Short exercise:
From the entries provided below, copy each line that contains the word "Infect".

Stored items from a collection
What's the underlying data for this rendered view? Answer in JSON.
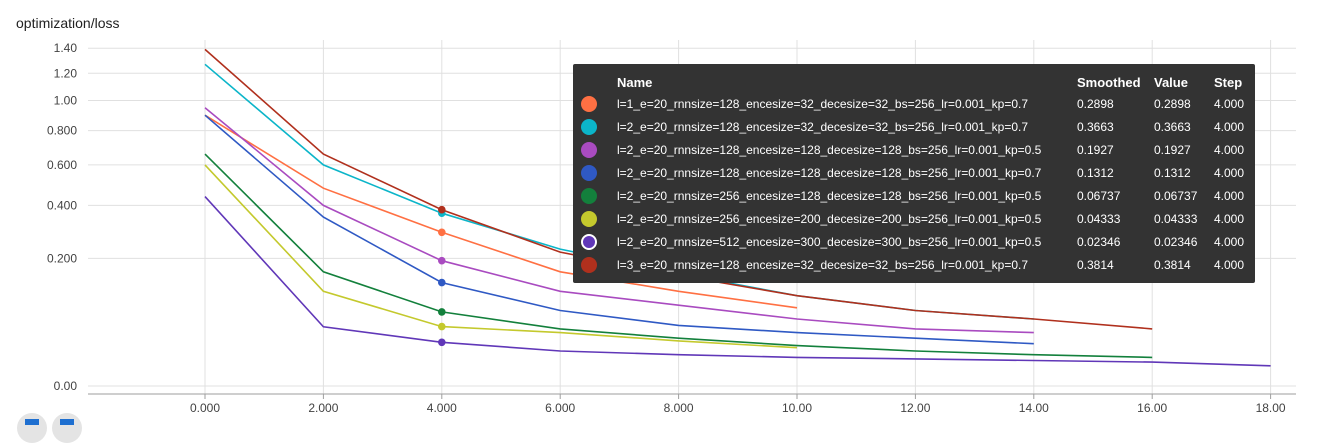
{
  "chart_data": {
    "type": "line",
    "title": "optimization/loss",
    "x_ticks": [
      "0.000",
      "2.000",
      "4.000",
      "6.000",
      "8.000",
      "10.00",
      "12.00",
      "14.00",
      "16.00",
      "18.00"
    ],
    "y_ticks": [
      "0.00",
      "0.200",
      "0.400",
      "0.600",
      "0.800",
      "1.00",
      "1.20",
      "1.40"
    ],
    "xlim": [
      -2,
      19
    ],
    "y_scale": "sqrt",
    "grid": true,
    "highlight_step": 4,
    "series": [
      {
        "name": "l=1_e=20_rnnsize=128_encesize=32_decesize=32_bs=256_lr=0.001_kp=0.7",
        "color": "#ff7043",
        "x": [
          0,
          2,
          4,
          6,
          8,
          10
        ],
        "y": [
          0.9,
          0.48,
          0.2898,
          0.16,
          0.11,
          0.075
        ]
      },
      {
        "name": "l=2_e=20_rnnsize=128_encesize=32_decesize=32_bs=256_lr=0.001_kp=0.7",
        "color": "#0bb5c9",
        "x": [
          0,
          2,
          4,
          6,
          8,
          10,
          12,
          14
        ],
        "y": [
          1.27,
          0.6,
          0.3663,
          0.23,
          0.155,
          0.1,
          0.07,
          0.055
        ]
      },
      {
        "name": "l=2_e=20_rnnsize=128_encesize=128_decesize=128_bs=256_lr=0.001_kp=0.5",
        "color": "#a94bc0",
        "x": [
          0,
          2,
          4,
          6,
          8,
          10,
          12,
          14
        ],
        "y": [
          0.95,
          0.4,
          0.1927,
          0.11,
          0.08,
          0.055,
          0.04,
          0.035
        ]
      },
      {
        "name": "l=2_e=20_rnnsize=128_encesize=128_decesize=128_bs=256_lr=0.001_kp=0.7",
        "color": "#2f59c4",
        "x": [
          0,
          2,
          4,
          6,
          8,
          10,
          12,
          14
        ],
        "y": [
          0.9,
          0.35,
          0.1312,
          0.07,
          0.045,
          0.035,
          0.028,
          0.022
        ]
      },
      {
        "name": "l=2_e=20_rnnsize=256_encesize=128_decesize=128_bs=256_lr=0.001_kp=0.5",
        "color": "#13803c",
        "x": [
          0,
          2,
          4,
          6,
          8,
          10,
          12,
          14,
          16
        ],
        "y": [
          0.66,
          0.16,
          0.06737,
          0.04,
          0.028,
          0.02,
          0.015,
          0.012,
          0.01
        ]
      },
      {
        "name": "l=2_e=20_rnnsize=256_encesize=200_decesize=200_bs=256_lr=0.001_kp=0.5",
        "color": "#c4c92d",
        "x": [
          0,
          2,
          4,
          6,
          8,
          10
        ],
        "y": [
          0.6,
          0.11,
          0.04333,
          0.035,
          0.025,
          0.018
        ]
      },
      {
        "name": "l=2_e=20_rnnsize=512_encesize=300_decesize=300_bs=256_lr=0.001_kp=0.5",
        "color": "#6037b8",
        "x": [
          0,
          2,
          4,
          6,
          8,
          10,
          12,
          14,
          16,
          18
        ],
        "y": [
          0.44,
          0.043,
          0.02346,
          0.015,
          0.012,
          0.01,
          0.009,
          0.008,
          0.007,
          0.005
        ]
      },
      {
        "name": "l=3_e=20_rnnsize=128_encesize=32_decesize=32_bs=256_lr=0.001_kp=0.7",
        "color": "#b0301d",
        "x": [
          0,
          2,
          4,
          6,
          8,
          10,
          12,
          14,
          16
        ],
        "y": [
          1.39,
          0.66,
          0.3814,
          0.22,
          0.15,
          0.1,
          0.07,
          0.055,
          0.04
        ]
      }
    ]
  },
  "tooltip": {
    "headers": {
      "name": "Name",
      "smoothed": "Smoothed",
      "value": "Value",
      "step": "Step"
    },
    "rows": [
      {
        "name": "l=1_e=20_rnnsize=128_encesize=32_decesize=32_bs=256_lr=0.001_kp=0.7",
        "color": "#ff7043",
        "hollow": false,
        "smoothed": "0.2898",
        "value": "0.2898",
        "step": "4.000"
      },
      {
        "name": "l=2_e=20_rnnsize=128_encesize=32_decesize=32_bs=256_lr=0.001_kp=0.7",
        "color": "#0bb5c9",
        "hollow": false,
        "smoothed": "0.3663",
        "value": "0.3663",
        "step": "4.000"
      },
      {
        "name": "l=2_e=20_rnnsize=128_encesize=128_decesize=128_bs=256_lr=0.001_kp=0.5",
        "color": "#a94bc0",
        "hollow": false,
        "smoothed": "0.1927",
        "value": "0.1927",
        "step": "4.000"
      },
      {
        "name": "l=2_e=20_rnnsize=128_encesize=128_decesize=128_bs=256_lr=0.001_kp=0.7",
        "color": "#2f59c4",
        "hollow": false,
        "smoothed": "0.1312",
        "value": "0.1312",
        "step": "4.000"
      },
      {
        "name": "l=2_e=20_rnnsize=256_encesize=128_decesize=128_bs=256_lr=0.001_kp=0.5",
        "color": "#13803c",
        "hollow": false,
        "smoothed": "0.06737",
        "value": "0.06737",
        "step": "4.000"
      },
      {
        "name": "l=2_e=20_rnnsize=256_encesize=200_decesize=200_bs=256_lr=0.001_kp=0.5",
        "color": "#c4c92d",
        "hollow": false,
        "smoothed": "0.04333",
        "value": "0.04333",
        "step": "4.000"
      },
      {
        "name": "l=2_e=20_rnnsize=512_encesize=300_decesize=300_bs=256_lr=0.001_kp=0.5",
        "color": "#6037b8",
        "hollow": true,
        "smoothed": "0.02346",
        "value": "0.02346",
        "step": "4.000"
      },
      {
        "name": "l=3_e=20_rnnsize=128_encesize=32_decesize=32_bs=256_lr=0.001_kp=0.7",
        "color": "#b0301d",
        "hollow": false,
        "smoothed": "0.3814",
        "value": "0.3814",
        "step": "4.000"
      }
    ]
  },
  "controls": {
    "fit_icon": "expand-icon",
    "data_icon": "data-table-icon"
  }
}
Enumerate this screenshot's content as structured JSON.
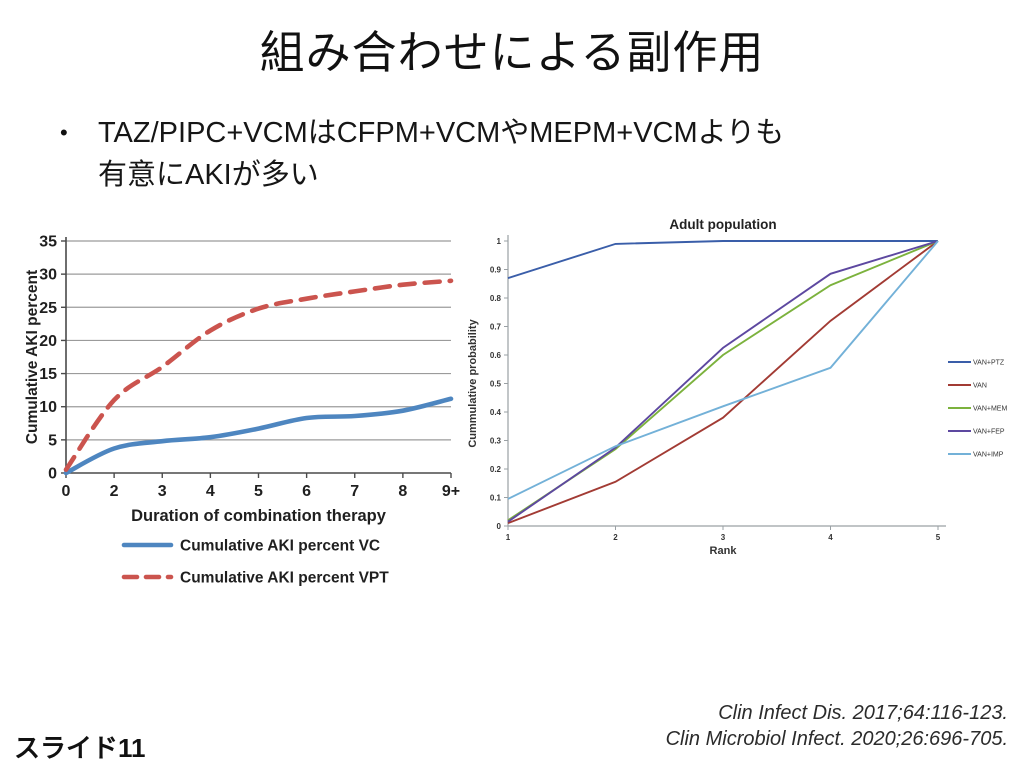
{
  "slide": {
    "title": "組み合わせによる副作用",
    "bullet_marker": "•",
    "bullet_lines": [
      "TAZ/PIPC+VCMはCFPM+VCMやMEPM+VCMよりも",
      "有意にAKIが多い"
    ],
    "slide_label": "スライド11",
    "citations": [
      "Clin Infect Dis. 2017;64:116-123.",
      "Clin Microbiol Infect. 2020;26:696-705."
    ]
  },
  "chart_data": [
    {
      "type": "line",
      "title": "",
      "xlabel": "Duration of combination therapy",
      "ylabel": "Cumulative AKI percent",
      "categories": [
        "0",
        "2",
        "3",
        "4",
        "5",
        "6",
        "7",
        "8",
        "9+"
      ],
      "ylim": [
        0,
        35
      ],
      "ytick_step": 5,
      "grid": "horizontal",
      "legend_position": "bottom-left",
      "colors": {
        "grid": "#9b9b9b",
        "axis": "#4a4a4a",
        "text": "#1f1f1f"
      },
      "series": [
        {
          "name": "Cumulative AKI percent VC",
          "color": "#4e86c0",
          "dash": "solid",
          "values": [
            0,
            3.7,
            4.8,
            5.4,
            6.7,
            8.3,
            8.6,
            9.4,
            11.2
          ]
        },
        {
          "name": "Cumulative AKI percent VPT",
          "color": "#cb544e",
          "dash": "dashed",
          "values": [
            0.5,
            11,
            16,
            21.5,
            24.8,
            26.3,
            27.4,
            28.4,
            29
          ]
        }
      ]
    },
    {
      "type": "line",
      "title": "Adult population",
      "xlabel": "Rank",
      "ylabel": "Cummulative  probability",
      "x": [
        1,
        2,
        3,
        4,
        5
      ],
      "xlim": [
        1,
        5
      ],
      "ylim": [
        0,
        1
      ],
      "ytick_step": 0.1,
      "grid": "off",
      "legend_position": "right",
      "colors": {
        "axis": "#9aa0a4",
        "text": "#333333",
        "title": "#222222"
      },
      "series": [
        {
          "name": "VAN+PTZ",
          "color": "#3a5ea9",
          "values": [
            0.87,
            0.99,
            1,
            1,
            1
          ]
        },
        {
          "name": "VAN",
          "color": "#a23b34",
          "values": [
            0.01,
            0.155,
            0.38,
            0.72,
            1
          ]
        },
        {
          "name": "VAN+MEM",
          "color": "#7cb23d",
          "values": [
            0.02,
            0.27,
            0.6,
            0.845,
            1
          ]
        },
        {
          "name": "VAN+FEP",
          "color": "#5d48a0",
          "values": [
            0.015,
            0.275,
            0.625,
            0.885,
            1
          ]
        },
        {
          "name": "VAN+IMP",
          "color": "#73b1d8",
          "values": [
            0.095,
            0.28,
            0.42,
            0.555,
            1
          ]
        }
      ]
    }
  ]
}
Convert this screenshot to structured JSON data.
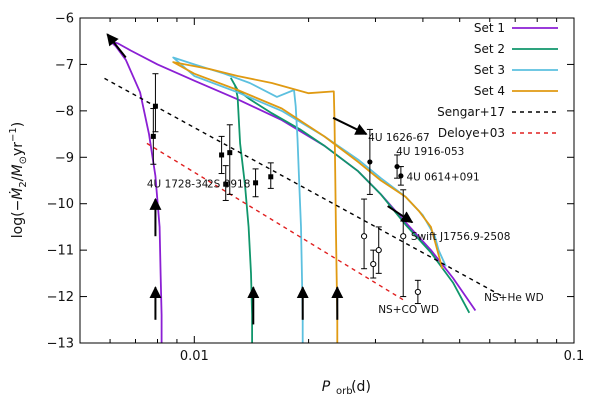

Task answer:
      "Clin Infect Dis. 2017;64:116-123.",
      "Clin Microbiol Infect. 2020;26:696-705."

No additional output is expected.